### Problem details
Below are some entries. Copy each line that holds the string "title".

--- begin ---

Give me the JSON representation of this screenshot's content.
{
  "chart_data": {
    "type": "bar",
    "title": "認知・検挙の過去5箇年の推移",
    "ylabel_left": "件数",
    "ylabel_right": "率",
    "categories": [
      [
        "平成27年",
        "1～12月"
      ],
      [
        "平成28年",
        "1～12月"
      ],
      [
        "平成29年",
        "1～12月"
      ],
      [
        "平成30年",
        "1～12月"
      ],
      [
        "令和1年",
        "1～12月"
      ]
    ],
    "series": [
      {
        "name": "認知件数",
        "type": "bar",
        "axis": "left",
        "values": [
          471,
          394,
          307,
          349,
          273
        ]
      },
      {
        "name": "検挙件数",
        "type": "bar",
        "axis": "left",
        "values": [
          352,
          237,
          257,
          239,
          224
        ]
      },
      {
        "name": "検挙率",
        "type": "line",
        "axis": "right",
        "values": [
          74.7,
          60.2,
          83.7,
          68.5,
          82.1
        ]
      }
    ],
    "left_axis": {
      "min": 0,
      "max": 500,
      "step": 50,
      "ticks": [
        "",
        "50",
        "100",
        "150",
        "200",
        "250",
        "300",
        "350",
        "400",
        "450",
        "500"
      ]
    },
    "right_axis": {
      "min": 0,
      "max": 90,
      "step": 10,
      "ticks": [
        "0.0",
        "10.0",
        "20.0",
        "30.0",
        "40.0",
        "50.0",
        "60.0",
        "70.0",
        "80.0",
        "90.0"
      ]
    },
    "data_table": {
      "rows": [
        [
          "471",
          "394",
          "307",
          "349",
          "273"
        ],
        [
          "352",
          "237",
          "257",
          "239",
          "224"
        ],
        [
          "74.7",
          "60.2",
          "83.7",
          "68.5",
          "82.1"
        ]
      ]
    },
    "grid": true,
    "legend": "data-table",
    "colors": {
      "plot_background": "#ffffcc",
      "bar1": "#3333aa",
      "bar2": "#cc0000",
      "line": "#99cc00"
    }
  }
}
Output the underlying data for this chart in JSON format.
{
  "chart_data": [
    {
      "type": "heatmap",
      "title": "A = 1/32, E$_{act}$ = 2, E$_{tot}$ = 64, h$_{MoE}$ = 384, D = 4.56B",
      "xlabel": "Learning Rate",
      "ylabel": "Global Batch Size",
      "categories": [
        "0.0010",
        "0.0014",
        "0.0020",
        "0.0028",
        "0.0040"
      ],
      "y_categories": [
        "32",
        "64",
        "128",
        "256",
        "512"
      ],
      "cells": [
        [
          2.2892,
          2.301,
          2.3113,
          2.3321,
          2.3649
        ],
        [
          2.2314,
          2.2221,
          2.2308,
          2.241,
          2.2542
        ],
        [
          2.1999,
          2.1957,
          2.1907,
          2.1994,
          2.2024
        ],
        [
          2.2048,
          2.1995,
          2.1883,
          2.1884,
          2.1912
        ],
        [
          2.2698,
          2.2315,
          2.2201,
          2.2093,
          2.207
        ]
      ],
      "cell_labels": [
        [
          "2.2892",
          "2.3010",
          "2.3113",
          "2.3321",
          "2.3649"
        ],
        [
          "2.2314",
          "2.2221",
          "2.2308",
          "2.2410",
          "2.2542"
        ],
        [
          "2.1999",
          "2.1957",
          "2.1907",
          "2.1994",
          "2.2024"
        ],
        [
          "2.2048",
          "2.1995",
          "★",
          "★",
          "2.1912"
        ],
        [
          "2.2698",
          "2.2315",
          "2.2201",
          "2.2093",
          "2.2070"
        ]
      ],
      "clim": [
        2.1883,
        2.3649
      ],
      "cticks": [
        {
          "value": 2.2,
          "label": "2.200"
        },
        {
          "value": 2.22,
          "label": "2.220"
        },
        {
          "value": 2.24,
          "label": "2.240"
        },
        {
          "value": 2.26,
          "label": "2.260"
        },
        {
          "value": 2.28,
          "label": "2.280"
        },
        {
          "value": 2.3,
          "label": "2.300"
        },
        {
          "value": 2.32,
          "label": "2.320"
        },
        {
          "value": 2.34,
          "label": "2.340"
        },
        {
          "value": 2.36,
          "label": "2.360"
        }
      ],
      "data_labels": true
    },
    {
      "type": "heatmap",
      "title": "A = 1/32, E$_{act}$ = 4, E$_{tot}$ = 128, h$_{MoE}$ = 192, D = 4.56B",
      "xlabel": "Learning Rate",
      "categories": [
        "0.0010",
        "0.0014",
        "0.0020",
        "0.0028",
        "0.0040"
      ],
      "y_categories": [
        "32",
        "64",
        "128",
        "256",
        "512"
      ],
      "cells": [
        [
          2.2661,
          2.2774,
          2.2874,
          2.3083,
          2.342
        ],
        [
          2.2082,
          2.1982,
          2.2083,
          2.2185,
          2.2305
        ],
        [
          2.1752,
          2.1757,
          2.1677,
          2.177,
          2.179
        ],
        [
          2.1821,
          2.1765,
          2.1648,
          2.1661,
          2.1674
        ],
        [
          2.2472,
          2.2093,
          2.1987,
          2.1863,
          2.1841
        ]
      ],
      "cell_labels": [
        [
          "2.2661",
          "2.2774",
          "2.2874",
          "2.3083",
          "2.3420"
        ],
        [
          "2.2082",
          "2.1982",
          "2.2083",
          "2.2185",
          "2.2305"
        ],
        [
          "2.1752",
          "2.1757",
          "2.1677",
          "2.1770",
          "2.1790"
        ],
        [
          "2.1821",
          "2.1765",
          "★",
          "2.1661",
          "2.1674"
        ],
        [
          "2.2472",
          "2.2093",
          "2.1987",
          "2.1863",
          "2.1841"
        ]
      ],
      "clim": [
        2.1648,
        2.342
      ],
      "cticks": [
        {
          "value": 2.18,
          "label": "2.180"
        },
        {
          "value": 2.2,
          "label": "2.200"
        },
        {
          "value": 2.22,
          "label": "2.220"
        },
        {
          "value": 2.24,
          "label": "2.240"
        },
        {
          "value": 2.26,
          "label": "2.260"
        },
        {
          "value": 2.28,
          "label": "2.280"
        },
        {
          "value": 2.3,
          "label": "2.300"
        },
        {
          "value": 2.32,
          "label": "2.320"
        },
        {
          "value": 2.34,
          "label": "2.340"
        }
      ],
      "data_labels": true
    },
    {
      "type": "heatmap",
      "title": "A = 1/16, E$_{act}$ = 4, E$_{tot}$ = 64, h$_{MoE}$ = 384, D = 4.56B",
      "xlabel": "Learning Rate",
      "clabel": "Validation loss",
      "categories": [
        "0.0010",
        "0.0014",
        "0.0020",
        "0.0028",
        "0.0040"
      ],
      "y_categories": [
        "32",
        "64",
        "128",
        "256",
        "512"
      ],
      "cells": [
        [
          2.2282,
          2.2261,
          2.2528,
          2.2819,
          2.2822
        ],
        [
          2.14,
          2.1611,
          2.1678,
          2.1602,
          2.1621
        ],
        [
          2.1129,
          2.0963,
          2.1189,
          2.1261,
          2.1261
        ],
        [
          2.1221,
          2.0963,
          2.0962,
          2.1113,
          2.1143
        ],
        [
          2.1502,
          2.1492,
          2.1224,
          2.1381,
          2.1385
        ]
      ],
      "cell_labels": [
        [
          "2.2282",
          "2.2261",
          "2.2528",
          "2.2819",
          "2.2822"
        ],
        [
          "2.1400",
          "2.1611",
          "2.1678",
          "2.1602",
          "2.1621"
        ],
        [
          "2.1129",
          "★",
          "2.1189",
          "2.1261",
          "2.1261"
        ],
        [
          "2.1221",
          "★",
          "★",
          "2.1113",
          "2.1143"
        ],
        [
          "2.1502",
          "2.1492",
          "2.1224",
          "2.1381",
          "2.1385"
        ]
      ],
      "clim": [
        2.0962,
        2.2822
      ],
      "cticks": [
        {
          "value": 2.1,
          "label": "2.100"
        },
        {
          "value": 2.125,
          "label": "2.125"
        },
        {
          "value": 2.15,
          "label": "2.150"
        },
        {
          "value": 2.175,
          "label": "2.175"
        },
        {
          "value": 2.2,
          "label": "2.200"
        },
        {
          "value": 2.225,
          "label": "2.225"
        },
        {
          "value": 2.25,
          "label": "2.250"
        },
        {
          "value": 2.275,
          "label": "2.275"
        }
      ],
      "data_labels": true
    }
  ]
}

--- end ---

### Solution for this problem
    "title": "認知・検挙の過去5箇年の推移",
      "title": "A = 1/32, E$_{act}$ = 2, E$_{tot}$ = 64, h$_{MoE}$ = 384, D = 4.56B",
      "title": "A = 1/32, E$_{act}$ = 4, E$_{tot}$ = 128, h$_{MoE}$ = 192, D = 4.56B",
      "title": "A = 1/16, E$_{act}$ = 4, E$_{tot}$ = 64, h$_{MoE}$ = 384, D = 4.56B",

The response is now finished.